Listed entries:
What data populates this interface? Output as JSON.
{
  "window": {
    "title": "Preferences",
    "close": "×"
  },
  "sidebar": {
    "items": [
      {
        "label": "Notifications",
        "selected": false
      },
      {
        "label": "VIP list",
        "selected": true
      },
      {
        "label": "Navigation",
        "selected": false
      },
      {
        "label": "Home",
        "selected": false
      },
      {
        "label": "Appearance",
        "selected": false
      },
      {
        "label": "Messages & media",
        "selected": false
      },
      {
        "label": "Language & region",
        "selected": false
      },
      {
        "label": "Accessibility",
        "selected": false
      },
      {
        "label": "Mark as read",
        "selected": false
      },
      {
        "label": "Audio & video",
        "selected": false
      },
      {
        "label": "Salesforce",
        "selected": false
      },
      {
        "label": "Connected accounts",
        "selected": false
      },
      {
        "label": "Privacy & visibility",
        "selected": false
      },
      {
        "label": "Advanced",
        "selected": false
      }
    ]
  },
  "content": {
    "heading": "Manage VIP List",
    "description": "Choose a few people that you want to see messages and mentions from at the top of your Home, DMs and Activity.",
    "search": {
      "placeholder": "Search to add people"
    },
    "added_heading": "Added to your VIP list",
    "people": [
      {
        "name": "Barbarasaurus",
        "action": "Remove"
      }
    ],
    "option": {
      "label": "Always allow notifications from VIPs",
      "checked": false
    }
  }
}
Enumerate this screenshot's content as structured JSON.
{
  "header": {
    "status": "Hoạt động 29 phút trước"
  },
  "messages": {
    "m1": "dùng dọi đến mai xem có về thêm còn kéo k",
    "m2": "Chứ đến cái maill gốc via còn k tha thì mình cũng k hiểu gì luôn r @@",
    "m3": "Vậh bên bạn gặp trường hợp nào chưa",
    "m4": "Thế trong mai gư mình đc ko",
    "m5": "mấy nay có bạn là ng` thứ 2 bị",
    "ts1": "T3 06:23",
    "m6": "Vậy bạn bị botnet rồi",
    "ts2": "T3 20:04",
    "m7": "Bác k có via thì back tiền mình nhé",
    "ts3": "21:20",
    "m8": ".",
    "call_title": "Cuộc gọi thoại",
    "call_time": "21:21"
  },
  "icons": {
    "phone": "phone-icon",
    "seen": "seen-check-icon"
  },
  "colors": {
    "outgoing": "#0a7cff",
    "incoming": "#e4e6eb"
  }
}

Objective: Give an exact copy of all the data shown above.

Answer to the task:
What data populates this interface? Output as JSON.
{
  "window": {
    "title": "Preferences",
    "close": "×"
  },
  "sidebar": {
    "items": [
      {
        "label": "Notifications",
        "selected": false
      },
      {
        "label": "VIP list",
        "selected": true
      },
      {
        "label": "Navigation",
        "selected": false
      },
      {
        "label": "Home",
        "selected": false
      },
      {
        "label": "Appearance",
        "selected": false
      },
      {
        "label": "Messages & media",
        "selected": false
      },
      {
        "label": "Language & region",
        "selected": false
      },
      {
        "label": "Accessibility",
        "selected": false
      },
      {
        "label": "Mark as read",
        "selected": false
      },
      {
        "label": "Audio & video",
        "selected": false
      },
      {
        "label": "Salesforce",
        "selected": false
      },
      {
        "label": "Connected accounts",
        "selected": false
      },
      {
        "label": "Privacy & visibility",
        "selected": false
      },
      {
        "label": "Advanced",
        "selected": false
      }
    ]
  },
  "content": {
    "heading": "Manage VIP List",
    "description": "Choose a few people that you want to see messages and mentions from at the top of your Home, DMs and Activity.",
    "search": {
      "placeholder": "Search to add people"
    },
    "added_heading": "Added to your VIP list",
    "people": [
      {
        "name": "Barbarasaurus",
        "action": "Remove"
      }
    ],
    "option": {
      "label": "Always allow notifications from VIPs",
      "checked": false
    }
  }
}
Enumerate this screenshot's content as structured JSON.
{
  "header": {
    "status": "Hoạt động 29 phút trước"
  },
  "messages": {
    "m1": "dùng dọi đến mai xem có về thêm còn kéo k",
    "m2": "Chứ đến cái maill gốc via còn k tha thì mình cũng k hiểu gì luôn r @@",
    "m3": "Vậh bên bạn gặp trường hợp nào chưa",
    "m4": "Thế trong mai gư mình đc ko",
    "m5": "mấy nay có bạn là ng` thứ 2 bị",
    "ts1": "T3 06:23",
    "m6": "Vậy bạn bị botnet rồi",
    "ts2": "T3 20:04",
    "m7": "Bác k có via thì back tiền mình nhé",
    "ts3": "21:20",
    "m8": ".",
    "call_title": "Cuộc gọi thoại",
    "call_time": "21:21"
  },
  "icons": {
    "phone": "phone-icon",
    "seen": "seen-check-icon"
  },
  "colors": {
    "outgoing": "#0a7cff",
    "incoming": "#e4e6eb"
  }
}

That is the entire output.